# Problem to solve
Search the records for lines that contain the word "depth". Copy them all.

------------------------------------------------------------------------

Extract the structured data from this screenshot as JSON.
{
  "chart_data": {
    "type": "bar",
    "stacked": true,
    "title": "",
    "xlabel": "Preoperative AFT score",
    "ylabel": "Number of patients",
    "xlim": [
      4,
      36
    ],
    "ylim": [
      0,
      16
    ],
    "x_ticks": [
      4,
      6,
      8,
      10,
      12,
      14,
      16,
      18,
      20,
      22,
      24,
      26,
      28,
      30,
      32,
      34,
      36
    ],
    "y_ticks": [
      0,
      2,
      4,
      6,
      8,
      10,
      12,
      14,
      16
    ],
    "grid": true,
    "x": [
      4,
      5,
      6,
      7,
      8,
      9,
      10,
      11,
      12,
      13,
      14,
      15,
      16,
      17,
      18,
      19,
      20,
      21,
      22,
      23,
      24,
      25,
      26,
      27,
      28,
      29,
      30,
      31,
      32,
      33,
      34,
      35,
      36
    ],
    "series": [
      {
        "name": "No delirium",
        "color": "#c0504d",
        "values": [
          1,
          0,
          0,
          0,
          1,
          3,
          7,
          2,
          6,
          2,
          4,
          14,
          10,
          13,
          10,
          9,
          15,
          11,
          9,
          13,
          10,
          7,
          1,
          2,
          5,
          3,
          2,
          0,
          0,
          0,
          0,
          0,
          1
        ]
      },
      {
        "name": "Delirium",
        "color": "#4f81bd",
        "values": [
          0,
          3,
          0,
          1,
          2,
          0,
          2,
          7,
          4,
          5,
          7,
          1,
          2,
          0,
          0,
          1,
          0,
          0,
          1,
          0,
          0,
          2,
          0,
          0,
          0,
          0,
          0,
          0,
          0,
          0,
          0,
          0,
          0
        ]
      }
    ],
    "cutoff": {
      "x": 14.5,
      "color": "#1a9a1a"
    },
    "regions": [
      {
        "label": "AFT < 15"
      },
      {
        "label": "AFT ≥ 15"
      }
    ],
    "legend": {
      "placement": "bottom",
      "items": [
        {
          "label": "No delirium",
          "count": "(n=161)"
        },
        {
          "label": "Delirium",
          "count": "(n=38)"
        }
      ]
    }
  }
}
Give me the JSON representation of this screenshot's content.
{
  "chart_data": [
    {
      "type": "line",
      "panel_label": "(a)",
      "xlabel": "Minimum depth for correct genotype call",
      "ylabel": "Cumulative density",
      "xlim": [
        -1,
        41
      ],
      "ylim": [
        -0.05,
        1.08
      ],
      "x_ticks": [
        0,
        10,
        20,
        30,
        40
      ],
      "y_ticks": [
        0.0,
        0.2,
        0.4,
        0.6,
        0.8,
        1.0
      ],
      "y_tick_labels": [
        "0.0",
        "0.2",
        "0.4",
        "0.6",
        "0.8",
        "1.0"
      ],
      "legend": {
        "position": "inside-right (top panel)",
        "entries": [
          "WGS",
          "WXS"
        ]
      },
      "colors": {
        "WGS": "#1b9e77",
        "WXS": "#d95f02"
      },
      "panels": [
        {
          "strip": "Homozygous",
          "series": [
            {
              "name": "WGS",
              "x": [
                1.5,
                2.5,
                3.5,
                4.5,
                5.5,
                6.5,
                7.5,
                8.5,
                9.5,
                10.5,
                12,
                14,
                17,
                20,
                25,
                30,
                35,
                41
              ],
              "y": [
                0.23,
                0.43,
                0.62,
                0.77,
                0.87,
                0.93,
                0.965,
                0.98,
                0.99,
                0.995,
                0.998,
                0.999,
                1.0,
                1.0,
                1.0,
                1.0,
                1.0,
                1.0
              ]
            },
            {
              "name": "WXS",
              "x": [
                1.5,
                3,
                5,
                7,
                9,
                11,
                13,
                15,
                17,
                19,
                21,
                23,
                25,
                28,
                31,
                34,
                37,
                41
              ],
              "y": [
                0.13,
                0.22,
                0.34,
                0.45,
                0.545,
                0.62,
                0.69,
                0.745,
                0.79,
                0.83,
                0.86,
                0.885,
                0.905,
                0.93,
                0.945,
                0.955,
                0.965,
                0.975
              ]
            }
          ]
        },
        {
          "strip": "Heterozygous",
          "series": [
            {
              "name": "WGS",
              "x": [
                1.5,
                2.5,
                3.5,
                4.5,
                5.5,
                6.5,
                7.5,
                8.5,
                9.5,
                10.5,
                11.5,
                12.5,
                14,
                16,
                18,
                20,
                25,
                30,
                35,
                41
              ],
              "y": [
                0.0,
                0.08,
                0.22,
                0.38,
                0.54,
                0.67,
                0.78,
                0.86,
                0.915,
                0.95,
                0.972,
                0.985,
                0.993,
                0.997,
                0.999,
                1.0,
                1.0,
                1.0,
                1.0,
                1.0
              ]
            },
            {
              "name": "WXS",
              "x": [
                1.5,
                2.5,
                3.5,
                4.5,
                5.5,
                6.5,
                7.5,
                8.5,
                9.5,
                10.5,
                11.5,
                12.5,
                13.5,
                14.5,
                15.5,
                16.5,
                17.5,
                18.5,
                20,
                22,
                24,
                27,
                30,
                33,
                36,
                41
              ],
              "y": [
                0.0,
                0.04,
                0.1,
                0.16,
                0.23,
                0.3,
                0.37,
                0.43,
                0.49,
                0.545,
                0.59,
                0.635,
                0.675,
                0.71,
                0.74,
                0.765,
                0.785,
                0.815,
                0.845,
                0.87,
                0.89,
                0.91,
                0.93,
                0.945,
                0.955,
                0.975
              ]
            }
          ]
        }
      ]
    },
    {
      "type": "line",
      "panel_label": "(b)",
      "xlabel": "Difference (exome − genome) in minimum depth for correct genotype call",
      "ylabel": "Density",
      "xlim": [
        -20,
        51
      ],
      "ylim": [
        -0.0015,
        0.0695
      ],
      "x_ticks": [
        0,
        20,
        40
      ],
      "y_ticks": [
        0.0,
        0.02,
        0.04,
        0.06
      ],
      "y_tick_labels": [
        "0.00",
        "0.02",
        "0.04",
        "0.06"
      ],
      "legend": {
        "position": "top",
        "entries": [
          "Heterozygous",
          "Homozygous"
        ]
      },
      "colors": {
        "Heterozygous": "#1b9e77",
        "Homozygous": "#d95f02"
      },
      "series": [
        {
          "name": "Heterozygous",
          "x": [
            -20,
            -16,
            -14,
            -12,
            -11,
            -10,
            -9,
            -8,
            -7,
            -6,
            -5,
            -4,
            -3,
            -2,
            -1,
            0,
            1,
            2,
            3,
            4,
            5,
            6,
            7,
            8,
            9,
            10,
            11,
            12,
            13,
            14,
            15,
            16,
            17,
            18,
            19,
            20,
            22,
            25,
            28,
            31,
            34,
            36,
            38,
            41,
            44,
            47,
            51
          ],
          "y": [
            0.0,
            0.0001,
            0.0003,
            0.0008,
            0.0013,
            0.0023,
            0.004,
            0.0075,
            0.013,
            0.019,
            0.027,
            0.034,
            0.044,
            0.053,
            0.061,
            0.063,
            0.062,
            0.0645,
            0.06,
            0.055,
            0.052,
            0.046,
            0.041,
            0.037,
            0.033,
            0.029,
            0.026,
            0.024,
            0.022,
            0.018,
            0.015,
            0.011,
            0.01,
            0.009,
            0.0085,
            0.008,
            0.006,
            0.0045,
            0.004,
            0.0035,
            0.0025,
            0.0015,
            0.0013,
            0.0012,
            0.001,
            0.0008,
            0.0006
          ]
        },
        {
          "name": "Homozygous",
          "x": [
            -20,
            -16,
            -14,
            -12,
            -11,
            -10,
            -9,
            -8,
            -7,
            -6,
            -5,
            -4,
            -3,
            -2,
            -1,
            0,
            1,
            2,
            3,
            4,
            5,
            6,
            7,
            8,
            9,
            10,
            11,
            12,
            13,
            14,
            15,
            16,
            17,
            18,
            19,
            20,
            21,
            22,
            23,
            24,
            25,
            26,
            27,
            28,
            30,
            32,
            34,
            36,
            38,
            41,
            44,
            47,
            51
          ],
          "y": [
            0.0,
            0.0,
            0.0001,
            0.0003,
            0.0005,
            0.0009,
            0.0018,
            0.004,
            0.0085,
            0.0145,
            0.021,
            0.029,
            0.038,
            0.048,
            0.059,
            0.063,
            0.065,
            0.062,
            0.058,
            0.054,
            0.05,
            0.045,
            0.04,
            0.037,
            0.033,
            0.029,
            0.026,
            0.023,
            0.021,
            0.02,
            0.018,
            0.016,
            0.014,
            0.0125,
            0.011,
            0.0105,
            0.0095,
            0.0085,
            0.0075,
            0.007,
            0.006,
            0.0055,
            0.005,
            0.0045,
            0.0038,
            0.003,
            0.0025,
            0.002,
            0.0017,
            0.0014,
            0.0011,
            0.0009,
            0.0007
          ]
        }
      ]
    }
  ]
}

------------------------------------------------------------------------

# Written reply
      "xlabel": "Minimum depth for correct genotype call",
      "xlabel": "Difference (exome − genome) in minimum depth for correct genotype call",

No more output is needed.